INSTRUCTIONS FOR THE TASK:
Write out each line of the material again, word for word.

ROWS:
━━━━━━
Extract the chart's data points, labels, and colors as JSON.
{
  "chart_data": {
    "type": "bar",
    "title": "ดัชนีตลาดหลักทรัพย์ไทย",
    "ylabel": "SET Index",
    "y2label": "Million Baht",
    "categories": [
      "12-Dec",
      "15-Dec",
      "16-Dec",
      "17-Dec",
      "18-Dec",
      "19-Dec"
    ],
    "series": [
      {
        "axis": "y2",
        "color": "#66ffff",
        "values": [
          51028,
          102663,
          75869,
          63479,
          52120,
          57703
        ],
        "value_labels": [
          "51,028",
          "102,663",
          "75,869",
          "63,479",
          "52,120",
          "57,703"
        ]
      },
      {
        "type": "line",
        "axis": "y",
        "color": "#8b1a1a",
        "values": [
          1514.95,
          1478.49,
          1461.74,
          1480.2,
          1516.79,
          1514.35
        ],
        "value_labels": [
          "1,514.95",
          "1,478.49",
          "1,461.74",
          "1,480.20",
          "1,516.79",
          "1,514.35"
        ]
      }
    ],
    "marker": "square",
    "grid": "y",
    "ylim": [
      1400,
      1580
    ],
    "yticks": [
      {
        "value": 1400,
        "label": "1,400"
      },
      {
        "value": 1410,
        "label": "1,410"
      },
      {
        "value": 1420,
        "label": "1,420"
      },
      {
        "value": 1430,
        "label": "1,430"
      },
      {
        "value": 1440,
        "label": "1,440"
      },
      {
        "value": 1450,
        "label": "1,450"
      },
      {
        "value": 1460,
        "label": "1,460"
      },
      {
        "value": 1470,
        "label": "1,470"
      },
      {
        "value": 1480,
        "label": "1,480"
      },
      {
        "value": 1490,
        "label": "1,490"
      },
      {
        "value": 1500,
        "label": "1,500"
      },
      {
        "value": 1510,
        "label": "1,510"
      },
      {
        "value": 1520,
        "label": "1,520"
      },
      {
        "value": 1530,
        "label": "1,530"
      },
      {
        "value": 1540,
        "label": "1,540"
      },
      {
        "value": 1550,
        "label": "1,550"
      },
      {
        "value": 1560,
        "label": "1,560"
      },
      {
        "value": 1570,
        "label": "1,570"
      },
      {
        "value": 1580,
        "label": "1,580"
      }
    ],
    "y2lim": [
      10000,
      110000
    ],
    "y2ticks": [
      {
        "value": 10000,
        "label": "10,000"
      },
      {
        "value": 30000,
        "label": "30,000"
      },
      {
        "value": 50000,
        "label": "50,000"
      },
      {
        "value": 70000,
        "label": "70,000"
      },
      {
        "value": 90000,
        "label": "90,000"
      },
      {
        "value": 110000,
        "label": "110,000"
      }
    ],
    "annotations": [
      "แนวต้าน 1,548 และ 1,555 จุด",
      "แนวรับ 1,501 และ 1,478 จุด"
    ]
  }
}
━━━━━━
SOLUTION TO THIS PROBLEM:
Extract the chart's data points, labels, and colors as JSON.
{
  "chart_data": {
    "type": "bar",
    "title": "ดัชนีตลาดหลักทรัพย์ไทย",
    "ylabel": "SET Index",
    "y2label": "Million Baht",
    "categories": [
      "12-Dec",
      "15-Dec",
      "16-Dec",
      "17-Dec",
      "18-Dec",
      "19-Dec"
    ],
    "series": [
      {
        "axis": "y2",
        "color": "#66ffff",
        "values": [
          51028,
          102663,
          75869,
          63479,
          52120,
          57703
        ],
        "value_labels": [
          "51,028",
          "102,663",
          "75,869",
          "63,479",
          "52,120",
          "57,703"
        ]
      },
      {
        "type": "line",
        "axis": "y",
        "color": "#8b1a1a",
        "values": [
          1514.95,
          1478.49,
          1461.74,
          1480.2,
          1516.79,
          1514.35
        ],
        "value_labels": [
          "1,514.95",
          "1,478.49",
          "1,461.74",
          "1,480.20",
          "1,516.79",
          "1,514.35"
        ]
      }
    ],
    "marker": "square",
    "grid": "y",
    "ylim": [
      1400,
      1580
    ],
    "yticks": [
      {
        "value": 1400,
        "label": "1,400"
      },
      {
        "value": 1410,
        "label": "1,410"
      },
      {
        "value": 1420,
        "label": "1,420"
      },
      {
        "value": 1430,
        "label": "1,430"
      },
      {
        "value": 1440,
        "label": "1,440"
      },
      {
        "value": 1450,
        "label": "1,450"
      },
      {
        "value": 1460,
        "label": "1,460"
      },
      {
        "value": 1470,
        "label": "1,470"
      },
      {
        "value": 1480,
        "label": "1,480"
      },
      {
        "value": 1490,
        "label": "1,490"
      },
      {
        "value": 1500,
        "label": "1,500"
      },
      {
        "value": 1510,
        "label": "1,510"
      },
      {
        "value": 1520,
        "label": "1,520"
      },
      {
        "value": 1530,
        "label": "1,530"
      },
      {
        "value": 1540,
        "label": "1,540"
      },
      {
        "value": 1550,
        "label": "1,550"
      },
      {
        "value": 1560,
        "label": "1,560"
      },
      {
        "value": 1570,
        "label": "1,570"
      },
      {
        "value": 1580,
        "label": "1,580"
      }
    ],
    "y2lim": [
      10000,
      110000
    ],
    "y2ticks": [
      {
        "value": 10000,
        "label": "10,000"
      },
      {
        "value": 30000,
        "label": "30,000"
      },
      {
        "value": 50000,
        "label": "50,000"
      },
      {
        "value": 70000,
        "label": "70,000"
      },
      {
        "value": 90000,
        "label": "90,000"
      },
      {
        "value": 110000,
        "label": "110,000"
      }
    ],
    "annotations": [
      "แนวต้าน 1,548 และ 1,555 จุด",
      "แนวรับ 1,501 และ 1,478 จุด"
    ]
  }
}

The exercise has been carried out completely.